**WHAT NEEDS TO BE DONE:** How many lines of the material below contain the string "type"? Answer with the number and nothing else.

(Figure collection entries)
== == ==

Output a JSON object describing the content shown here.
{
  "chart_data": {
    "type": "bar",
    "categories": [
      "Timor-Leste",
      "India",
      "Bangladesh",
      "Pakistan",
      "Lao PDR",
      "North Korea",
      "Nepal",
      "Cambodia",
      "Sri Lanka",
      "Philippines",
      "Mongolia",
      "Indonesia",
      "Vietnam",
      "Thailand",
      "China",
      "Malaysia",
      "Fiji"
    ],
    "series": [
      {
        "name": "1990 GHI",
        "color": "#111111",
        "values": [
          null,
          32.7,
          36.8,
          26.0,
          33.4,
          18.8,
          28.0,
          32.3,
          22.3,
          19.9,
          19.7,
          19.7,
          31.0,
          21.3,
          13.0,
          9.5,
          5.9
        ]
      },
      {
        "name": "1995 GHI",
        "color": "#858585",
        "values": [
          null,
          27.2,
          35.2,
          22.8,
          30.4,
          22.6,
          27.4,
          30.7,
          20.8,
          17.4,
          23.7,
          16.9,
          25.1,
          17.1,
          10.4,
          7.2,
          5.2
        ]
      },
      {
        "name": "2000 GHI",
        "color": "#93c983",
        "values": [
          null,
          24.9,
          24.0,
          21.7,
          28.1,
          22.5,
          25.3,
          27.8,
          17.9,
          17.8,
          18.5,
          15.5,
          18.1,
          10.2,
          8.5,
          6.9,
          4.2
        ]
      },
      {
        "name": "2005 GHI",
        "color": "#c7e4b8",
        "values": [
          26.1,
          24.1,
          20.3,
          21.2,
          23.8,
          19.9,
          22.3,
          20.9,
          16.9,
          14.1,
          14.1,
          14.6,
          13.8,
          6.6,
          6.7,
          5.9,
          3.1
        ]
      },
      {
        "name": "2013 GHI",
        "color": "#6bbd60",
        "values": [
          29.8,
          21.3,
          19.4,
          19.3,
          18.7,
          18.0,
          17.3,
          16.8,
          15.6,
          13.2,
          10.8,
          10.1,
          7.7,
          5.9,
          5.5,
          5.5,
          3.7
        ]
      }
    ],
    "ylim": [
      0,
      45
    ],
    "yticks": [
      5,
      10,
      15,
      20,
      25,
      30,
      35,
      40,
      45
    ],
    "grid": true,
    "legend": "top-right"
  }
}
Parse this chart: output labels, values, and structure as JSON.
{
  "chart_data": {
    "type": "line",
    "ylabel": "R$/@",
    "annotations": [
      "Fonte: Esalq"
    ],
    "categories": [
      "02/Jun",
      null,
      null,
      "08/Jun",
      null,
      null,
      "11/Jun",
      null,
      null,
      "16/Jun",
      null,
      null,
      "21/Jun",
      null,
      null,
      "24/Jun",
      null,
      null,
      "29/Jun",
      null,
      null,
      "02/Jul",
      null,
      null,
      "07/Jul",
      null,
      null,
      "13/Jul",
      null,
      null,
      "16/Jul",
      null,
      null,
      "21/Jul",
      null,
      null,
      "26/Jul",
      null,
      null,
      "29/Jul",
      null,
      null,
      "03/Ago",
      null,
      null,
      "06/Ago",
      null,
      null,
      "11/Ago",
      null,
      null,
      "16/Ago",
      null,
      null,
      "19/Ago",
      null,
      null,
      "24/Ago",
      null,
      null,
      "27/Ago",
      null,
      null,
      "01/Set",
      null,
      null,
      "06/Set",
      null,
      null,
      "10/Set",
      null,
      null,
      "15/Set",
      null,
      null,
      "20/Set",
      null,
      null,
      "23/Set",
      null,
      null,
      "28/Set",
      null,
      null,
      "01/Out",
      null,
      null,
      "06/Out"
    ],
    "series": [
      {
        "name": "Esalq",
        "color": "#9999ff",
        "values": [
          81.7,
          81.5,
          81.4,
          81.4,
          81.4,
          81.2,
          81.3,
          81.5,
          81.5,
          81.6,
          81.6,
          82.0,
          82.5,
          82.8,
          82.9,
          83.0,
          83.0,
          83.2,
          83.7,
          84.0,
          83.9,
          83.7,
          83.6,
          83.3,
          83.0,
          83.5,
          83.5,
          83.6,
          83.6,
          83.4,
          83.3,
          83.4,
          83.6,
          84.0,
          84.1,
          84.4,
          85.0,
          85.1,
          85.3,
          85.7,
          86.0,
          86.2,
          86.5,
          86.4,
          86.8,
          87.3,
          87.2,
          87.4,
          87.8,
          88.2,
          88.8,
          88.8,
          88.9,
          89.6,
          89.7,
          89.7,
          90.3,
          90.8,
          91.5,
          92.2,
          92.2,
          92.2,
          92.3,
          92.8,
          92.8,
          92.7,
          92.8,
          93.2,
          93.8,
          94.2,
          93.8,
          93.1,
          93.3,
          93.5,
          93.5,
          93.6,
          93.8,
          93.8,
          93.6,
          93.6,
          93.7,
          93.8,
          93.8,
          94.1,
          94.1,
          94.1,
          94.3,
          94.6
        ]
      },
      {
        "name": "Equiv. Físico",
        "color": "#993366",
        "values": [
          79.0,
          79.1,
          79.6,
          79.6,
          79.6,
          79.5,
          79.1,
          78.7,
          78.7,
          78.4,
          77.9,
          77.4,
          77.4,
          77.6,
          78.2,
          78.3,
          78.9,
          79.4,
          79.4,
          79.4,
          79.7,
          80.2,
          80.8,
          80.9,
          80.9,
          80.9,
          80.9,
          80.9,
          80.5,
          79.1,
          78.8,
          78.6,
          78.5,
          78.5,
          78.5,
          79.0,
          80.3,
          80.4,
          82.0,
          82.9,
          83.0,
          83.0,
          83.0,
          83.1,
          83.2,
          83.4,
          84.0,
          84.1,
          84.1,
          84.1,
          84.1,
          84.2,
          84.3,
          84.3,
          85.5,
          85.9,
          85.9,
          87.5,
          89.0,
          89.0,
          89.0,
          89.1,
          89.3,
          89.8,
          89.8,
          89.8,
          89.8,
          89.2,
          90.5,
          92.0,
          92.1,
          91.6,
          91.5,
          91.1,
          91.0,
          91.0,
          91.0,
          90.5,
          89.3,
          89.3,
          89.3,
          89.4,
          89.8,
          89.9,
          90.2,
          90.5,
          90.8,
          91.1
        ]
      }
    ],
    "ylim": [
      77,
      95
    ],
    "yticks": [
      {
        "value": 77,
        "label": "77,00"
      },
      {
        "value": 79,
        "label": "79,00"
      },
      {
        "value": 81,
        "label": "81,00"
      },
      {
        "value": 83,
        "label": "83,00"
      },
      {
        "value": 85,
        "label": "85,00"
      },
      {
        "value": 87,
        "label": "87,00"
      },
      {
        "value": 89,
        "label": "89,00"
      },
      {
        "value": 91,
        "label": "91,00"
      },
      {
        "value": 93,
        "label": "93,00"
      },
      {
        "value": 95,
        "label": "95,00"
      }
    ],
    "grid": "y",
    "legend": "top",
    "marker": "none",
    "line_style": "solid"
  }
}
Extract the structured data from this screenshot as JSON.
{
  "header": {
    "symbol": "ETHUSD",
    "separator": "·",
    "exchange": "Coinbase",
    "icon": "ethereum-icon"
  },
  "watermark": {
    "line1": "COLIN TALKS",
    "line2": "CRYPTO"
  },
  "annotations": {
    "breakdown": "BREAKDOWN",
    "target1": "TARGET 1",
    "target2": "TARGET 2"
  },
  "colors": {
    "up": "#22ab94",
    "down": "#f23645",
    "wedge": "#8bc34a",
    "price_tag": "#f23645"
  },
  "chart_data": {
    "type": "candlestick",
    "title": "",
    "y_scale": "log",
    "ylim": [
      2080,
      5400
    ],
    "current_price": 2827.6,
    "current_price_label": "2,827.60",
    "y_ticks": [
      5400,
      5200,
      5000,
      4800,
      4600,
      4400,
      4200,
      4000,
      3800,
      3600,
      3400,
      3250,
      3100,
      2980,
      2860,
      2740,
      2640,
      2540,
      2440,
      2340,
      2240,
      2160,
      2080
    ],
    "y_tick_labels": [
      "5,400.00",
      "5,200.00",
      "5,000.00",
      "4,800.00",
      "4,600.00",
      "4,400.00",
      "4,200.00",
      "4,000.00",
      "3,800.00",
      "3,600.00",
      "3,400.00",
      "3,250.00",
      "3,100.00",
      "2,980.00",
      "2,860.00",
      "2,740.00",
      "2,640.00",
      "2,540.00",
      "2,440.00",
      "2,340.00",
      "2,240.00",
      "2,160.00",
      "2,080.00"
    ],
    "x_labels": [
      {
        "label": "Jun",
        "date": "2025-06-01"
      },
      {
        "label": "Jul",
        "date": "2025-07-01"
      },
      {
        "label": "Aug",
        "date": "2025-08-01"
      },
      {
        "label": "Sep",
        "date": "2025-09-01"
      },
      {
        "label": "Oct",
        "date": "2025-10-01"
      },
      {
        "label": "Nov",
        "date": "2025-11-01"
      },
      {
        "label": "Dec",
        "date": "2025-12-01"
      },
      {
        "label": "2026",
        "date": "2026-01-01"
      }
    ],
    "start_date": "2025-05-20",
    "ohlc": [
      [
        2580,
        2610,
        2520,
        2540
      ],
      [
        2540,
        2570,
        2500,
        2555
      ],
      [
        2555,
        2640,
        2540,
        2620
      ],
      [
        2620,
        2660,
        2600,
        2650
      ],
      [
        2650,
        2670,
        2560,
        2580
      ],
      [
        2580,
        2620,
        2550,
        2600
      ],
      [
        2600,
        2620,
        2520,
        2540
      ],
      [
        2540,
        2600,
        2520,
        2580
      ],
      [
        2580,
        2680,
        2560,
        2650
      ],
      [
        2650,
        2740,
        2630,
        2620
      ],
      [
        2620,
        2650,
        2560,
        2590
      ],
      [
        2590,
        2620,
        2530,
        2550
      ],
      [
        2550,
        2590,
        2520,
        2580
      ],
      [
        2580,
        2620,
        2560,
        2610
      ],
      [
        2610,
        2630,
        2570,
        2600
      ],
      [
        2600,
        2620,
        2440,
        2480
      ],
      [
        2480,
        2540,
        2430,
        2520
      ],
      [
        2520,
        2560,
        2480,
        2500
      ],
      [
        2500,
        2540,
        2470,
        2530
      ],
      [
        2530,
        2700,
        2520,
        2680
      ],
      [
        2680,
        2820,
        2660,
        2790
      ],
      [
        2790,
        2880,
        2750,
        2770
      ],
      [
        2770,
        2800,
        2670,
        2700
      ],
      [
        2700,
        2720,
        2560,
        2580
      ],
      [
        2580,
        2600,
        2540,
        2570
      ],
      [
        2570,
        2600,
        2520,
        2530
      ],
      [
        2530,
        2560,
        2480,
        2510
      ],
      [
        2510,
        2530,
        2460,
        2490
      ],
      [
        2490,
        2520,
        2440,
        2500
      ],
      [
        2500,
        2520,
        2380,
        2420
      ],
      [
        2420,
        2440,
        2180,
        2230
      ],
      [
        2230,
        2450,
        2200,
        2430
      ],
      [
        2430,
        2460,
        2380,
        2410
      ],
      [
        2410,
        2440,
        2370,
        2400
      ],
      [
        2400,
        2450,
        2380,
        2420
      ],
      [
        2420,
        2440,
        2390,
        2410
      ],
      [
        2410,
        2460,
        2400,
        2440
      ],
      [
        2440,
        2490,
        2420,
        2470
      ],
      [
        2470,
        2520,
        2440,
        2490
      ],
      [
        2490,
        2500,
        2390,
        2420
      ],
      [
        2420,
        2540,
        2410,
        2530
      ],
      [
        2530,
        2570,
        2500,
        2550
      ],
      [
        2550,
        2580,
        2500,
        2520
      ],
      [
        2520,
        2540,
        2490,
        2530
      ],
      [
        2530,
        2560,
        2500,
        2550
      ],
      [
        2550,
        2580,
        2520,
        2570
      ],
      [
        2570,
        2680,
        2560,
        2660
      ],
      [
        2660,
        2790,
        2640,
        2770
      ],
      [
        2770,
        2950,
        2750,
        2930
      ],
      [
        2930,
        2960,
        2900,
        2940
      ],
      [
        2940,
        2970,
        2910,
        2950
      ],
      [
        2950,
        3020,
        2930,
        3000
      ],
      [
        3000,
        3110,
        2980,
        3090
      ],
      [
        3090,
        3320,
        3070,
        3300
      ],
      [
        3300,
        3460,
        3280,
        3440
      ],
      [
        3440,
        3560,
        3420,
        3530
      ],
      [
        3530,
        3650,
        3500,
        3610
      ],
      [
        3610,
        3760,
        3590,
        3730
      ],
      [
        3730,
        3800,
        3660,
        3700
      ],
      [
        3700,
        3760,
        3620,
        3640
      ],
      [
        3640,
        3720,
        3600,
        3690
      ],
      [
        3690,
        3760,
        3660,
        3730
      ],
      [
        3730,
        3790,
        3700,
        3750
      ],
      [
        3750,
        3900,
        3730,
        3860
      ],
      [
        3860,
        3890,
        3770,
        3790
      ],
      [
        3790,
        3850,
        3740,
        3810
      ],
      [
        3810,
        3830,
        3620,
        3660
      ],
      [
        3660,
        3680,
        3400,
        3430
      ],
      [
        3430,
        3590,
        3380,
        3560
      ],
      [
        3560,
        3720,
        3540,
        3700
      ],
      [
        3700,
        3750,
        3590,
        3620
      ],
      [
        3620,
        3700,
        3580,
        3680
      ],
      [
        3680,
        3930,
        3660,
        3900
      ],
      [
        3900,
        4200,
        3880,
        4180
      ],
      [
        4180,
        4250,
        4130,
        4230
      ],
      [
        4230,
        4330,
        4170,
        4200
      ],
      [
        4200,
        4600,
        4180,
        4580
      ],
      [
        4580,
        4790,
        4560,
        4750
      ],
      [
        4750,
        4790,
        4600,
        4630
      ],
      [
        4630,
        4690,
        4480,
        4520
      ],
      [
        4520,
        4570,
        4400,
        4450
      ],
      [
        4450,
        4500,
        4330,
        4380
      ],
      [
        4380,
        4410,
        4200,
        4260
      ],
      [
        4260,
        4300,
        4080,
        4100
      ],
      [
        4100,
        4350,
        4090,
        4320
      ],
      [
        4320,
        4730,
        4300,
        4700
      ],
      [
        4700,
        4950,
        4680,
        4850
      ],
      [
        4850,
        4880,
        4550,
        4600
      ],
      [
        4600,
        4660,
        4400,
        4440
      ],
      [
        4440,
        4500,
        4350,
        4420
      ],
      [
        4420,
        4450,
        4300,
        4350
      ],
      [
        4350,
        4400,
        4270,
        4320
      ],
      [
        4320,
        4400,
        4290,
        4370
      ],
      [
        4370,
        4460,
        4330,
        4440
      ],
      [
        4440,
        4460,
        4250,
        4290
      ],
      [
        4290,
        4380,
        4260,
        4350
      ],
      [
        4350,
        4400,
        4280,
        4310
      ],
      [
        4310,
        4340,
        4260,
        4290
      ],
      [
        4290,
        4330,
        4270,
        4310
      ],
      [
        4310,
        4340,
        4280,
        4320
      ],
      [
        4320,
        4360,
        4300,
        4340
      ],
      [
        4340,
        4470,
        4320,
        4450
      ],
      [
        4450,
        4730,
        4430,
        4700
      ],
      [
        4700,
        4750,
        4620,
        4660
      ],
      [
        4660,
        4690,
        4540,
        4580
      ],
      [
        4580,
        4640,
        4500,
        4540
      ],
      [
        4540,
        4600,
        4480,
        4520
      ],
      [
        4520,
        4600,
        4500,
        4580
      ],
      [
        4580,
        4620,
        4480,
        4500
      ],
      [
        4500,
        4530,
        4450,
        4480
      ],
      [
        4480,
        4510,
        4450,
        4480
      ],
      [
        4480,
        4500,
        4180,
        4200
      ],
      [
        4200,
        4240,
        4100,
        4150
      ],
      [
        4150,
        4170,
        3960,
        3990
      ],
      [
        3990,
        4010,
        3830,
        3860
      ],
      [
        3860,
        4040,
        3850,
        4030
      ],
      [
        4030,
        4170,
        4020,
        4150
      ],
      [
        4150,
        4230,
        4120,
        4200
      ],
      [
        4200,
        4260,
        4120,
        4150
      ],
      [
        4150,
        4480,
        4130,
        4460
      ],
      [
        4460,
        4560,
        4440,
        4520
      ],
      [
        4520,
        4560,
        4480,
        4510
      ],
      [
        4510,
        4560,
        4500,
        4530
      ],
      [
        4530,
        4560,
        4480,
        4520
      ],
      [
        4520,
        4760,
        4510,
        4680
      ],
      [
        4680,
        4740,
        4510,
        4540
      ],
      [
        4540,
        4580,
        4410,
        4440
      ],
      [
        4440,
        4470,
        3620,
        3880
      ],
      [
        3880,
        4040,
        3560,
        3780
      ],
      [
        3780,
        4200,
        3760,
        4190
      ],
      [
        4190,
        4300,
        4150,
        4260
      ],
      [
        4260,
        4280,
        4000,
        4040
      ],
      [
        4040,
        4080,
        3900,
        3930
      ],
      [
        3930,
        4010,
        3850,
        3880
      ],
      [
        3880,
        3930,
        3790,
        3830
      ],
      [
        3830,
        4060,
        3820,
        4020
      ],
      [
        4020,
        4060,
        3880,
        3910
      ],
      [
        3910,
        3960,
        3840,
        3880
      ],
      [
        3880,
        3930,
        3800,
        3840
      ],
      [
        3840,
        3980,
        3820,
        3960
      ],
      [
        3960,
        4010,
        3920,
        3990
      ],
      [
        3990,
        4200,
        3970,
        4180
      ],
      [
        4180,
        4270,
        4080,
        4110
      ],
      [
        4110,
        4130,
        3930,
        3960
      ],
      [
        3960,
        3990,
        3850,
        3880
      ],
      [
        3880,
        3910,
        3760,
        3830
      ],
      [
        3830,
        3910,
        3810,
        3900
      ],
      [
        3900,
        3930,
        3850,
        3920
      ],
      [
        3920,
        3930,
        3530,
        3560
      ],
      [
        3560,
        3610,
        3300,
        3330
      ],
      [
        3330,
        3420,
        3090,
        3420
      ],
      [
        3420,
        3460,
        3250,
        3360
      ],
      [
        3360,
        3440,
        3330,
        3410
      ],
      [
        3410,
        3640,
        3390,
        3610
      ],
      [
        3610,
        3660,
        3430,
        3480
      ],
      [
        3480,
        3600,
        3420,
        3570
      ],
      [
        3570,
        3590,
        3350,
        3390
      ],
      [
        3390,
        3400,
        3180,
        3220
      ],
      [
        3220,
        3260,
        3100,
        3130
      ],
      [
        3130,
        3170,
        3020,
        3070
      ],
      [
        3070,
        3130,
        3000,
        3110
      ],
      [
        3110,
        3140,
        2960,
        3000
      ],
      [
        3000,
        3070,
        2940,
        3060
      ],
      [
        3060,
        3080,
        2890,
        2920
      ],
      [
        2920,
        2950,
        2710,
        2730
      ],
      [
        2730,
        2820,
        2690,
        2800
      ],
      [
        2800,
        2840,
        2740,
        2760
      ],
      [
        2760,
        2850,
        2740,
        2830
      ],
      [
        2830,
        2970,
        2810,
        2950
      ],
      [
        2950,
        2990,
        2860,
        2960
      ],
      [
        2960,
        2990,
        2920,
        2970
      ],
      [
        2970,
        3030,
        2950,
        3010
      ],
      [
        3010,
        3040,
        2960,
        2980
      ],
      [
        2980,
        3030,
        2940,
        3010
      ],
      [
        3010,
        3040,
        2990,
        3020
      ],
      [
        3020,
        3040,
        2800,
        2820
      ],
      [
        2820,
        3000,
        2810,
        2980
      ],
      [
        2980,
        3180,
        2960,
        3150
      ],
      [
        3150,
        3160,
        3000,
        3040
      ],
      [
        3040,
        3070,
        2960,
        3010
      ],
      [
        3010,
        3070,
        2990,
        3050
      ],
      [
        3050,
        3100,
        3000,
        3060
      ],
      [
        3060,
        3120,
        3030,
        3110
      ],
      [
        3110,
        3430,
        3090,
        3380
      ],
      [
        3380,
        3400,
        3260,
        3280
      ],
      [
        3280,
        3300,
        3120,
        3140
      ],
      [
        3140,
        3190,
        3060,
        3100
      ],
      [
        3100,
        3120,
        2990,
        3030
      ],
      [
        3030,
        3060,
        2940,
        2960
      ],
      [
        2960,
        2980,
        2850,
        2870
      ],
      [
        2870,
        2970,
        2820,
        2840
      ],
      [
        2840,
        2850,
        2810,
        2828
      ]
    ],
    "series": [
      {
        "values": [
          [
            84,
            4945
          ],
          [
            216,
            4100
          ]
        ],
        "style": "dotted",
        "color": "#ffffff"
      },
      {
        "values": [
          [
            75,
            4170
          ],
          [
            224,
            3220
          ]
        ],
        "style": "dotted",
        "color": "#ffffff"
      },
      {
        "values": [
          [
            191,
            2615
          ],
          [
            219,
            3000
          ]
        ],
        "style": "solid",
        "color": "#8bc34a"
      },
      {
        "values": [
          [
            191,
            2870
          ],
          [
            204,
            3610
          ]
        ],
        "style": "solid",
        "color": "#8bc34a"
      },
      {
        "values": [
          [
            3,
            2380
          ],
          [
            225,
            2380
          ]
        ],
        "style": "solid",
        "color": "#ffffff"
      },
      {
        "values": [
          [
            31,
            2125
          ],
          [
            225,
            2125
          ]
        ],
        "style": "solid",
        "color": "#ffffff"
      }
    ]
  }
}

== == ==

**WRITTEN SOLUTION:** 3